:: Source data

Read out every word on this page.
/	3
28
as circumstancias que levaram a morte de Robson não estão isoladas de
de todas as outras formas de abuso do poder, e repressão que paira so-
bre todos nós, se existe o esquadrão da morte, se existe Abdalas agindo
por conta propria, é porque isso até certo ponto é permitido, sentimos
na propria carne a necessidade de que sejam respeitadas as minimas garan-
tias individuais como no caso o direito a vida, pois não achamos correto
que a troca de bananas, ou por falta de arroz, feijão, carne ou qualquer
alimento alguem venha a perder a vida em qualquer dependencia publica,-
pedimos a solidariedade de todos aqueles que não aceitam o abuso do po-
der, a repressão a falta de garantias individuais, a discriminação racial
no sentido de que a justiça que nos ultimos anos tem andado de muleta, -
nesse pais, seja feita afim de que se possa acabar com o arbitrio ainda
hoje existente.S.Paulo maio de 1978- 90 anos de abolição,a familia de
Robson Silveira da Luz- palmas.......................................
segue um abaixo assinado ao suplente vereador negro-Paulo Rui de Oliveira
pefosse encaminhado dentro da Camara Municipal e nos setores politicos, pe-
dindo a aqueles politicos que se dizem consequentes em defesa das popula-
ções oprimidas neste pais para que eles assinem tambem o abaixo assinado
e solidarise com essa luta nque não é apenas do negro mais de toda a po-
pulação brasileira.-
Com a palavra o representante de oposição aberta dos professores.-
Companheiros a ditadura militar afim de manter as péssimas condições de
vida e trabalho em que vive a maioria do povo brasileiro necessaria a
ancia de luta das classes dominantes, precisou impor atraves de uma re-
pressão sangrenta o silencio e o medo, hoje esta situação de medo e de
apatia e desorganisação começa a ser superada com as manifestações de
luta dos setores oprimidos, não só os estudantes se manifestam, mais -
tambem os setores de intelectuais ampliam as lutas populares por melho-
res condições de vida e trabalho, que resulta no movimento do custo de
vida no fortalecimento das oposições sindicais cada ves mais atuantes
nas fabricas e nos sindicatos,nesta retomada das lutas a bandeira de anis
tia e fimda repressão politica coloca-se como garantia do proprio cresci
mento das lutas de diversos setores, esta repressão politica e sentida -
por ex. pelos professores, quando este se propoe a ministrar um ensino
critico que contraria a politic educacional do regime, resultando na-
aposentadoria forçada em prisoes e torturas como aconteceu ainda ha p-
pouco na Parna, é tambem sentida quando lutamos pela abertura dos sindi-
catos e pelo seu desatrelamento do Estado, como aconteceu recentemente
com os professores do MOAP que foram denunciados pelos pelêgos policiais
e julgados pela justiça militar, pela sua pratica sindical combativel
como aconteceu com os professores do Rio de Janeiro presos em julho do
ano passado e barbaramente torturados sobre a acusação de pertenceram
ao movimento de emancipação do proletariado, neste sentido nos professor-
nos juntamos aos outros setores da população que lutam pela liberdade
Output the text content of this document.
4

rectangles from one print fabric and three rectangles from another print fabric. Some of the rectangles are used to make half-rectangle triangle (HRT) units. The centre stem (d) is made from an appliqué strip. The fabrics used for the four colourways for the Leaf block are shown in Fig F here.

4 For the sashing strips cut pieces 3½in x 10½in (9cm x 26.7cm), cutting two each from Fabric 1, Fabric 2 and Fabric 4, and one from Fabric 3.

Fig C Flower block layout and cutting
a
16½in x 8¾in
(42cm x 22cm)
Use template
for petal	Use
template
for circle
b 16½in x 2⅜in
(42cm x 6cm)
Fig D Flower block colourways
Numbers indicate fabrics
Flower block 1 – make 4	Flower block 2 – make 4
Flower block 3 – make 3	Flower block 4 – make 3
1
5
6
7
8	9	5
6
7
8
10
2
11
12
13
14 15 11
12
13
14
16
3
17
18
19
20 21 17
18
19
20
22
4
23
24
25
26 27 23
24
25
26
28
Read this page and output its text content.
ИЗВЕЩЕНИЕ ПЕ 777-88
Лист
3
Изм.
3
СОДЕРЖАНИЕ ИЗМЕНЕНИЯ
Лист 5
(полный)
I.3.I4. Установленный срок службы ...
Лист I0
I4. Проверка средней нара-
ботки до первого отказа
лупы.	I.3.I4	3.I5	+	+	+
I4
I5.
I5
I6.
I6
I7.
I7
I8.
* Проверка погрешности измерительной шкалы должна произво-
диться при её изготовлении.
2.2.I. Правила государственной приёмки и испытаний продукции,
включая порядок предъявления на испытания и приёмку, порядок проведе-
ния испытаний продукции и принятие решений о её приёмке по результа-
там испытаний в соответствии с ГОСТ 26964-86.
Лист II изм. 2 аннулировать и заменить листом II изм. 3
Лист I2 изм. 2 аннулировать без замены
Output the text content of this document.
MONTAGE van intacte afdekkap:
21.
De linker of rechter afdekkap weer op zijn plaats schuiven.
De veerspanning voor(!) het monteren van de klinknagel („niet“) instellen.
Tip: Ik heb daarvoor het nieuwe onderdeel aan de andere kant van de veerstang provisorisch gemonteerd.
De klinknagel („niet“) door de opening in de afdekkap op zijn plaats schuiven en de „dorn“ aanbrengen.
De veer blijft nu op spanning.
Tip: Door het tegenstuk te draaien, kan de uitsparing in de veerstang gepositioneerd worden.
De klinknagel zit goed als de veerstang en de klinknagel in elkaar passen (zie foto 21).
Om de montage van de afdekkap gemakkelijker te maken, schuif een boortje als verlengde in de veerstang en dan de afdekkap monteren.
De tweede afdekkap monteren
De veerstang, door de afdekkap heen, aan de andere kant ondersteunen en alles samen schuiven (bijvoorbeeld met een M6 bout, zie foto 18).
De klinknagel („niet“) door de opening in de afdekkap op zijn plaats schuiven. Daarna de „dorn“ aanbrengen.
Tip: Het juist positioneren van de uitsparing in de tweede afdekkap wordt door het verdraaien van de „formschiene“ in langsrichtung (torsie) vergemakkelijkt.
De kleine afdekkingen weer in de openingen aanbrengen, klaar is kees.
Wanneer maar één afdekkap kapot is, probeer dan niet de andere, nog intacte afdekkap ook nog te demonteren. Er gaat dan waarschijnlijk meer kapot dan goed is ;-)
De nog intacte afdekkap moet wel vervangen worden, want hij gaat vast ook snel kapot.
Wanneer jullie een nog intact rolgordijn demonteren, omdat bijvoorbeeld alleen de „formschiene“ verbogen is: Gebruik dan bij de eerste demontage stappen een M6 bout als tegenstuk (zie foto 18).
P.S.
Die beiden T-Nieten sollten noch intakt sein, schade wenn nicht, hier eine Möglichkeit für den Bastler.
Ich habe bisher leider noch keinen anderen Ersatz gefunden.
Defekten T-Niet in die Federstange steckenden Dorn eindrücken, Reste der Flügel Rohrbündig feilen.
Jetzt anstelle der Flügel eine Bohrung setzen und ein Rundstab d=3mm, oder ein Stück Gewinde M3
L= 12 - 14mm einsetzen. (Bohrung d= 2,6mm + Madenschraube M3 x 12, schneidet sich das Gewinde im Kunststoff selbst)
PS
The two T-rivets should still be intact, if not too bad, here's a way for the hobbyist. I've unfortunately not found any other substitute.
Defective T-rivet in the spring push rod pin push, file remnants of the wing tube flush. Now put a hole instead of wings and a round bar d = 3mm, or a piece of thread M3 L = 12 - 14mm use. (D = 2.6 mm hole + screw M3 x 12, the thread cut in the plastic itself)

::::

> **Task**
Exactly reproduce every line of the records.

> **Full response**
Read out every word on this page.
/	3
28
as circumstancias que levaram a morte de Robson não estão isoladas de
de todas as outras formas de abuso do poder, e repressão que paira so-
bre todos nós, se existe o esquadrão da morte, se existe Abdalas agindo
por conta propria, é porque isso até certo ponto é permitido, sentimos
na propria carne a necessidade de que sejam respeitadas as minimas garan-
tias individuais como no caso o direito a vida, pois não achamos correto
que a troca de bananas, ou por falta de arroz, feijão, carne ou qualquer
alimento alguem venha a perder a vida em qualquer dependencia publica,-
pedimos a solidariedade de todos aqueles que não aceitam o abuso do po-
der, a repressão a falta de garantias individuais, a discriminação racial
no sentido de que a justiça que nos ultimos anos tem andado de muleta, -
nesse pais, seja feita afim de que se possa acabar com o arbitrio ainda
hoje existente.S.Paulo maio de 1978- 90 anos de abolição,a familia de
Robson Silveira da Luz- palmas.......................................
segue um abaixo assinado ao suplente vereador negro-Paulo Rui de Oliveira
pefosse encaminhado dentro da Camara Municipal e nos setores politicos, pe-
dindo a aqueles politicos que se dizem consequentes em defesa das popula-
ções oprimidas neste pais para que eles assinem tambem o abaixo assinado
e solidarise com essa luta nque não é apenas do negro mais de toda a po-
pulação brasileira.-
Com a palavra o representante de oposição aberta dos professores.-
Companheiros a ditadura militar afim de manter as péssimas condições de
vida e trabalho em que vive a maioria do povo brasileiro necessaria a
ancia de luta das classes dominantes, precisou impor atraves de uma re-
pressão sangrenta o silencio e o medo, hoje esta situação de medo e de
apatia e desorganisação começa a ser superada com as manifestações de
luta dos setores oprimidos, não só os estudantes se manifestam, mais -
tambem os setores de intelectuais ampliam as lutas populares por melho-
res condições de vida e trabalho, que resulta no movimento do custo de
vida no fortalecimento das oposições sindicais cada ves mais atuantes
nas fabricas e nos sindicatos,nesta retomada das lutas a bandeira de anis
tia e fimda repressão politica coloca-se como garantia do proprio cresci
mento das lutas de diversos setores, esta repressão politica e sentida -
por ex. pelos professores, quando este se propoe a ministrar um ensino
critico que contraria a politic educacional do regime, resultando na-
aposentadoria forçada em prisoes e torturas como aconteceu ainda ha p-
pouco na Parna, é tambem sentida quando lutamos pela abertura dos sindi-
catos e pelo seu desatrelamento do Estado, como aconteceu recentemente
com os professores do MOAP que foram denunciados pelos pelêgos policiais
e julgados pela justiça militar, pela sua pratica sindical combativel
como aconteceu com os professores do Rio de Janeiro presos em julho do
ano passado e barbaramente torturados sobre a acusação de pertenceram
ao movimento de emancipação do proletariado, neste sentido nos professor-
nos juntamos aos outros setores da população que lutam pela liberdade
Output the text content of this document.
4

rectangles from one print fabric and three rectangles from another print fabric. Some of the rectangles are used to make half-rectangle triangle (HRT) units. The centre stem (d) is made from an appliqué strip. The fabrics used for the four colourways for the Leaf block are shown in Fig F here.

4 For the sashing strips cut pieces 3½in x 10½in (9cm x 26.7cm), cutting two each from Fabric 1, Fabric 2 and Fabric 4, and one from Fabric 3.

Fig C Flower block layout and cutting
a
16½in x 8¾in
(42cm x 22cm)
Use template
for petal	Use
template
for circle
b 16½in x 2⅜in
(42cm x 6cm)
Fig D Flower block colourways
Numbers indicate fabrics
Flower block 1 – make 4	Flower block 2 – make 4
Flower block 3 – make 3	Flower block 4 – make 3
1
5
6
7
8	9	5
6
7
8
10
2
11
12
13
14 15 11
12
13
14
16
3
17
18
19
20 21 17
18
19
20
22
4
23
24
25
26 27 23
24
25
26
28
Read this page and output its text content.
ИЗВЕЩЕНИЕ ПЕ 777-88
Лист
3
Изм.
3
СОДЕРЖАНИЕ ИЗМЕНЕНИЯ
Лист 5
(полный)
I.3.I4. Установленный срок службы ...
Лист I0
I4. Проверка средней нара-
ботки до первого отказа
лупы.	I.3.I4	3.I5	+	+	+
I4
I5.
I5
I6.
I6
I7.
I7
I8.
* Проверка погрешности измерительной шкалы должна произво-
диться при её изготовлении.
2.2.I. Правила государственной приёмки и испытаний продукции,
включая порядок предъявления на испытания и приёмку, порядок проведе-
ния испытаний продукции и принятие решений о её приёмке по результа-
там испытаний в соответствии с ГОСТ 26964-86.
Лист II изм. 2 аннулировать и заменить листом II изм. 3
Лист I2 изм. 2 аннулировать без замены
Output the text content of this document.
MONTAGE van intacte afdekkap:
21.
De linker of rechter afdekkap weer op zijn plaats schuiven.
De veerspanning voor(!) het monteren van de klinknagel („niet“) instellen.
Tip: Ik heb daarvoor het nieuwe onderdeel aan de andere kant van de veerstang provisorisch gemonteerd.
De klinknagel („niet“) door de opening in de afdekkap op zijn plaats schuiven en de „dorn“ aanbrengen.
De veer blijft nu op spanning.
Tip: Door het tegenstuk te draaien, kan de uitsparing in de veerstang gepositioneerd worden.
De klinknagel zit goed als de veerstang en de klinknagel in elkaar passen (zie foto 21).
Om de montage van de afdekkap gemakkelijker te maken, schuif een boortje als verlengde in de veerstang en dan de afdekkap monteren.
De tweede afdekkap monteren
De veerstang, door de afdekkap heen, aan de andere kant ondersteunen en alles samen schuiven (bijvoorbeeld met een M6 bout, zie foto 18).
De klinknagel („niet“) door de opening in de afdekkap op zijn plaats schuiven. Daarna de „dorn“ aanbrengen.
Tip: Het juist positioneren van de uitsparing in de tweede afdekkap wordt door het verdraaien van de „formschiene“ in langsrichtung (torsie) vergemakkelijkt.
De kleine afdekkingen weer in de openingen aanbrengen, klaar is kees.
Wanneer maar één afdekkap kapot is, probeer dan niet de andere, nog intacte afdekkap ook nog te demonteren. Er gaat dan waarschijnlijk meer kapot dan goed is ;-)
De nog intacte afdekkap moet wel vervangen worden, want hij gaat vast ook snel kapot.
Wanneer jullie een nog intact rolgordijn demonteren, omdat bijvoorbeeld alleen de „formschiene“ verbogen is: Gebruik dan bij de eerste demontage stappen een M6 bout als tegenstuk (zie foto 18).
P.S.
Die beiden T-Nieten sollten noch intakt sein, schade wenn nicht, hier eine Möglichkeit für den Bastler.
Ich habe bisher leider noch keinen anderen Ersatz gefunden.
Defekten T-Niet in die Federstange steckenden Dorn eindrücken, Reste der Flügel Rohrbündig feilen.
Jetzt anstelle der Flügel eine Bohrung setzen und ein Rundstab d=3mm, oder ein Stück Gewinde M3
L= 12 - 14mm einsetzen. (Bohrung d= 2,6mm + Madenschraube M3 x 12, schneidet sich das Gewinde im Kunststoff selbst)
PS
The two T-rivets should still be intact, if not too bad, here's a way for the hobbyist. I've unfortunately not found any other substitute.
Defective T-rivet in the spring push rod pin push, file remnants of the wing tube flush. Now put a hole instead of wings and a round bar d = 3mm, or a piece of thread M3 L = 12 - 14mm use. (D = 2.6 mm hole + screw M3 x 12, the thread cut in the plastic itself)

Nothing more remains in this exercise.